Supplied data:

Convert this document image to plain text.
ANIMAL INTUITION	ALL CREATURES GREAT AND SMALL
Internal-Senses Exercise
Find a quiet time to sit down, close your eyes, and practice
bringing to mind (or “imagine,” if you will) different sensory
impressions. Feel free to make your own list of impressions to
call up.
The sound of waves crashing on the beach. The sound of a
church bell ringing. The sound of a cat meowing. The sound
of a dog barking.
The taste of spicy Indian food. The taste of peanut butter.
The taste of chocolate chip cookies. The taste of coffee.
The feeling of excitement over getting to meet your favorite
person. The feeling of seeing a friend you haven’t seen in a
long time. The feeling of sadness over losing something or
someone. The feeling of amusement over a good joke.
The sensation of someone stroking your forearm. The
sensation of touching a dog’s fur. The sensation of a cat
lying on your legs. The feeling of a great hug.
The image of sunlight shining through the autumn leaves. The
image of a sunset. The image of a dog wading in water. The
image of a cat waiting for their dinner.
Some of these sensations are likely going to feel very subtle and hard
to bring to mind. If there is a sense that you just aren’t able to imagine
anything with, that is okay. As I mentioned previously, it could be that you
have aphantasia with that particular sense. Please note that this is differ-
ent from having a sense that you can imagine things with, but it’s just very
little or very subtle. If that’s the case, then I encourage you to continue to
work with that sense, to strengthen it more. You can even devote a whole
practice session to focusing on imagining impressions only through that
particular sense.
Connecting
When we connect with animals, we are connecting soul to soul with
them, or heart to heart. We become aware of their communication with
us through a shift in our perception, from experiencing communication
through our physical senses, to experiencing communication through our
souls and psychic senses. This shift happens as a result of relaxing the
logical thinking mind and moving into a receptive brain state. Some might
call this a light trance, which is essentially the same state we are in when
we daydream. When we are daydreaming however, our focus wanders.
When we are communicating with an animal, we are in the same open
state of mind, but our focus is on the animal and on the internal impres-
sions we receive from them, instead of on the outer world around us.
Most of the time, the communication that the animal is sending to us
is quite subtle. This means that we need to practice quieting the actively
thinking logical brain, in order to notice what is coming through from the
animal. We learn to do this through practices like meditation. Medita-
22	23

--

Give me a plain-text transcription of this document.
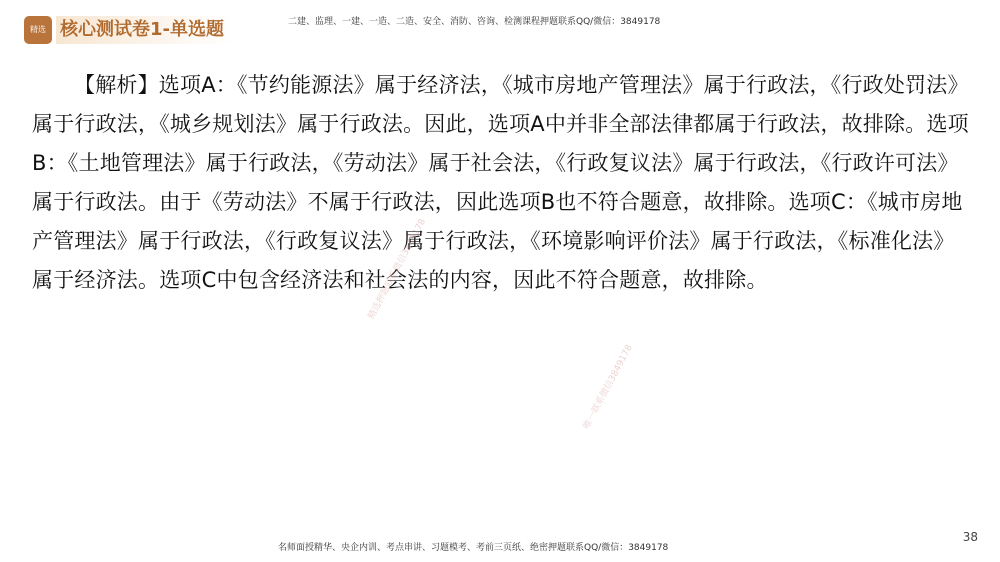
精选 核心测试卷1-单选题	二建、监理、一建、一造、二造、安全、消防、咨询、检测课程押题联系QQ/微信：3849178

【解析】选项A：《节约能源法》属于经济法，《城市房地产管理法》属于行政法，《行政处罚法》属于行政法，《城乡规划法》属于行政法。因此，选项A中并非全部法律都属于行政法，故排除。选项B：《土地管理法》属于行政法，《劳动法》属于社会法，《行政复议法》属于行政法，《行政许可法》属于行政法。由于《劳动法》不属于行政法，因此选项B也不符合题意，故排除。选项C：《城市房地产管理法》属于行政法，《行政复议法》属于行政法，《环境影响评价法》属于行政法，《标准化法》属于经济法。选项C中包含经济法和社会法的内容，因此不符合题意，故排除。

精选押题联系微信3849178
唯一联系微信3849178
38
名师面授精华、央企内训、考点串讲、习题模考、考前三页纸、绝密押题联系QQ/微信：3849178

==

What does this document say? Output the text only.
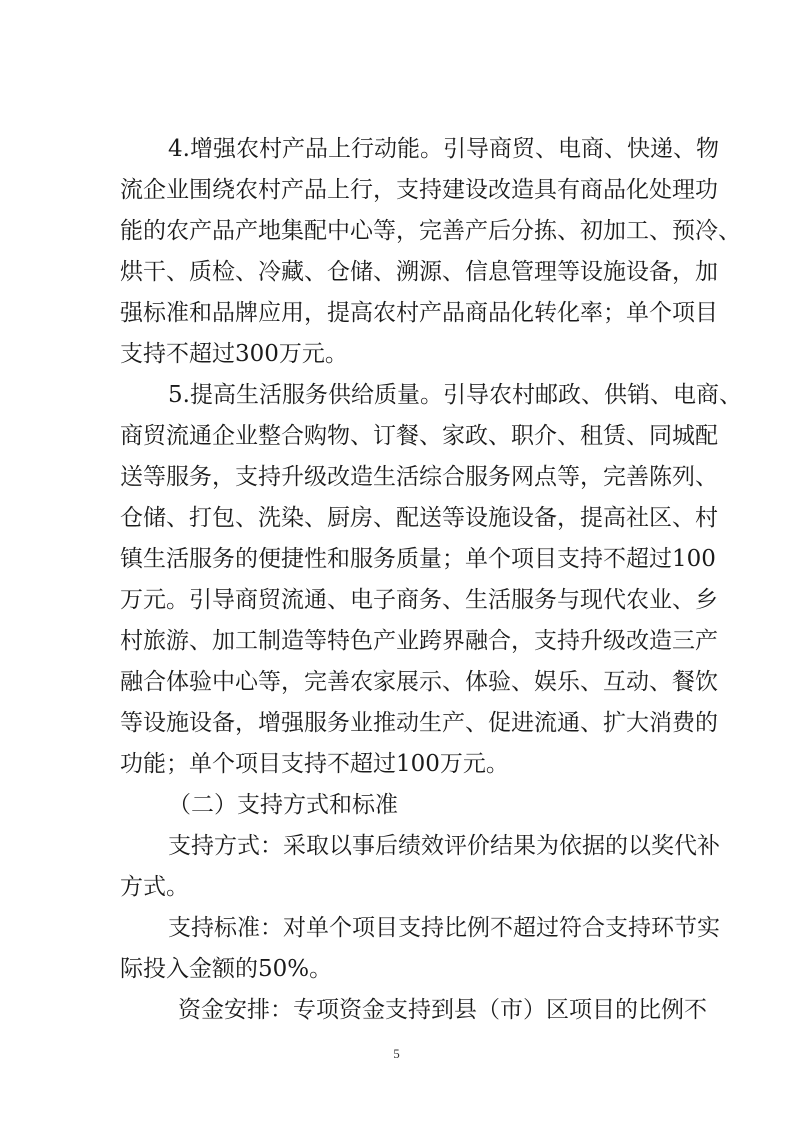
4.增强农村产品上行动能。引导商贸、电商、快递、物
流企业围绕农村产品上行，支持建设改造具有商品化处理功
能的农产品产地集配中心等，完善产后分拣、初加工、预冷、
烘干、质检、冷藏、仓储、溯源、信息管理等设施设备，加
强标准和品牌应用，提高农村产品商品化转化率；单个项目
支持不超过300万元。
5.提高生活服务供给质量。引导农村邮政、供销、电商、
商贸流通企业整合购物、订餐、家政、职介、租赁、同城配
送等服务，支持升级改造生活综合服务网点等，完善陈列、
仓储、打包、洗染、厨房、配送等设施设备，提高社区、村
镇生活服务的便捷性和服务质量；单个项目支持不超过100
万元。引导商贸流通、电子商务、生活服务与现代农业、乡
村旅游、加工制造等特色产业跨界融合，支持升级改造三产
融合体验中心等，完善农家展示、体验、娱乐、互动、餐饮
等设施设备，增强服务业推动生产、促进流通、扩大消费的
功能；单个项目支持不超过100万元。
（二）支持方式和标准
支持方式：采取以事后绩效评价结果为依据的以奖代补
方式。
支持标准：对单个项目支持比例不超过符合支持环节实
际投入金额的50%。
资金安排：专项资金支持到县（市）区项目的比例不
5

What is expected:
Pull out every line of the records above that contains the word "document".

Response to the exercise:
Convert this document image to plain text.
Give me a plain-text transcription of this document.
What does this document say? Output the text only.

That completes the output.